## ACTIVITY:
Output the records exactly. Include every line.

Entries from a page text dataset
•••••

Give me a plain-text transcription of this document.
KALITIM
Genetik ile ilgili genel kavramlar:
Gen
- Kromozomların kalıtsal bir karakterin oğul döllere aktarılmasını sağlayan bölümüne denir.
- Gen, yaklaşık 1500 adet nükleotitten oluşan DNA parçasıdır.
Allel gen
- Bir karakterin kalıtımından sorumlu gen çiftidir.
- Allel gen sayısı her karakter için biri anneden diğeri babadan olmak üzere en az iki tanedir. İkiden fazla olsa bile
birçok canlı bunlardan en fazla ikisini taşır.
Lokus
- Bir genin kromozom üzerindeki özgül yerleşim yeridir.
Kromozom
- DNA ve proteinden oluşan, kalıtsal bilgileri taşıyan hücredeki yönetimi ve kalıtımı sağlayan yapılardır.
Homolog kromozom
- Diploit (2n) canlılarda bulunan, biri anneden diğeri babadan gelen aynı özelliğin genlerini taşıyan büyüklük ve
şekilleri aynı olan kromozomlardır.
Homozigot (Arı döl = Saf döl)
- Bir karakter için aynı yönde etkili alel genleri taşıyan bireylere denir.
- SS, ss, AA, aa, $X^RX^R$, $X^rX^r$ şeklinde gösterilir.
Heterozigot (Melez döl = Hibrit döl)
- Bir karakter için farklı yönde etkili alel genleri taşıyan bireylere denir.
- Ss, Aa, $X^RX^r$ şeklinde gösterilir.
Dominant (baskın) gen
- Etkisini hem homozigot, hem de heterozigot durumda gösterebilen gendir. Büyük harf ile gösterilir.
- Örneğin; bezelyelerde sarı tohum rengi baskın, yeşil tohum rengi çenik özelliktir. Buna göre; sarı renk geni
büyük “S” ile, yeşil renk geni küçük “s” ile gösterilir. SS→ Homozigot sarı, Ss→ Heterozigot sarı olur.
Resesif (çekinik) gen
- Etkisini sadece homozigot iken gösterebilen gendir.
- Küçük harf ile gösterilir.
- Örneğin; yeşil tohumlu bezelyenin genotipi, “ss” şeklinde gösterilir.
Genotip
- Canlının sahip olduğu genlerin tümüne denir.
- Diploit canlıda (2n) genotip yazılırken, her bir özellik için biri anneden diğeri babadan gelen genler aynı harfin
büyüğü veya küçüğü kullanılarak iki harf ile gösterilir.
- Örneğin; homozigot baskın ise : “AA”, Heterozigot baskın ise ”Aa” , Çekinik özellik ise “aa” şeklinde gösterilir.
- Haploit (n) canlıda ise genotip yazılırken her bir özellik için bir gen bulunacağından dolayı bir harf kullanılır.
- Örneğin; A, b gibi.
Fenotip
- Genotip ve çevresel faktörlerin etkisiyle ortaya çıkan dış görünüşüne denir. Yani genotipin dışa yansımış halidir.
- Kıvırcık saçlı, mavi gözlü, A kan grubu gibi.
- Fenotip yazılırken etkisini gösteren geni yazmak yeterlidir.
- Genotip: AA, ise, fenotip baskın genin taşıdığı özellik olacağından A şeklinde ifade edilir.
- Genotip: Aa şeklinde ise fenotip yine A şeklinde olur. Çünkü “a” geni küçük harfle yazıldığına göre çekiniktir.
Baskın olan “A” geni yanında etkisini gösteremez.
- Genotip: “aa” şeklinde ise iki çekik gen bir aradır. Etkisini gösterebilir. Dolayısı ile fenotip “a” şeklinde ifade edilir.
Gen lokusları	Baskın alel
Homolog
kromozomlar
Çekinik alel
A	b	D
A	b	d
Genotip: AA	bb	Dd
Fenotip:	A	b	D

•••••

## ANSWER SPACE:
Give me a plain-text transcription of this document.
KALITIM
Genetik ile ilgili genel kavramlar:
Gen
- Kromozomların kalıtsal bir karakterin oğul döllere aktarılmasını sağlayan bölümüne denir.
- Gen, yaklaşık 1500 adet nükleotitten oluşan DNA parçasıdır.
Allel gen
- Bir karakterin kalıtımından sorumlu gen çiftidir.
- Allel gen sayısı her karakter için biri anneden diğeri babadan olmak üzere en az iki tanedir. İkiden fazla olsa bile
birçok canlı bunlardan en fazla ikisini taşır.
Lokus
- Bir genin kromozom üzerindeki özgül yerleşim yeridir.
Kromozom
- DNA ve proteinden oluşan, kalıtsal bilgileri taşıyan hücredeki yönetimi ve kalıtımı sağlayan yapılardır.
Homolog kromozom
- Diploit (2n) canlılarda bulunan, biri anneden diğeri babadan gelen aynı özelliğin genlerini taşıyan büyüklük ve
şekilleri aynı olan kromozomlardır.
Homozigot (Arı döl = Saf döl)
- Bir karakter için aynı yönde etkili alel genleri taşıyan bireylere denir.
- SS, ss, AA, aa, $X^RX^R$, $X^rX^r$ şeklinde gösterilir.
Heterozigot (Melez döl = Hibrit döl)
- Bir karakter için farklı yönde etkili alel genleri taşıyan bireylere denir.
- Ss, Aa, $X^RX^r$ şeklinde gösterilir.
Dominant (baskın) gen
- Etkisini hem homozigot, hem de heterozigot durumda gösterebilen gendir. Büyük harf ile gösterilir.
- Örneğin; bezelyelerde sarı tohum rengi baskın, yeşil tohum rengi çenik özelliktir. Buna göre; sarı renk geni
büyük “S” ile, yeşil renk geni küçük “s” ile gösterilir. SS→ Homozigot sarı, Ss→ Heterozigot sarı olur.
Resesif (çekinik) gen
- Etkisini sadece homozigot iken gösterebilen gendir.
- Küçük harf ile gösterilir.
- Örneğin; yeşil tohumlu bezelyenin genotipi, “ss” şeklinde gösterilir.
Genotip
- Canlının sahip olduğu genlerin tümüne denir.
- Diploit canlıda (2n) genotip yazılırken, her bir özellik için biri anneden diğeri babadan gelen genler aynı harfin
büyüğü veya küçüğü kullanılarak iki harf ile gösterilir.
- Örneğin; homozigot baskın ise : “AA”, Heterozigot baskın ise ”Aa” , Çekinik özellik ise “aa” şeklinde gösterilir.
- Haploit (n) canlıda ise genotip yazılırken her bir özellik için bir gen bulunacağından dolayı bir harf kullanılır.
- Örneğin; A, b gibi.
Fenotip
- Genotip ve çevresel faktörlerin etkisiyle ortaya çıkan dış görünüşüne denir. Yani genotipin dışa yansımış halidir.
- Kıvırcık saçlı, mavi gözlü, A kan grubu gibi.
- Fenotip yazılırken etkisini gösteren geni yazmak yeterlidir.
- Genotip: AA, ise, fenotip baskın genin taşıdığı özellik olacağından A şeklinde ifade edilir.
- Genotip: Aa şeklinde ise fenotip yine A şeklinde olur. Çünkü “a” geni küçük harfle yazıldığına göre çekiniktir.
Baskın olan “A” geni yanında etkisini gösteremez.
- Genotip: “aa” şeklinde ise iki çekik gen bir aradır. Etkisini gösterebilir. Dolayısı ile fenotip “a” şeklinde ifade edilir.
Gen lokusları	Baskın alel
Homolog
kromozomlar
Çekinik alel
A	b	D
A	b	d
Genotip: AA	bb	Dd
Fenotip:	A	b	D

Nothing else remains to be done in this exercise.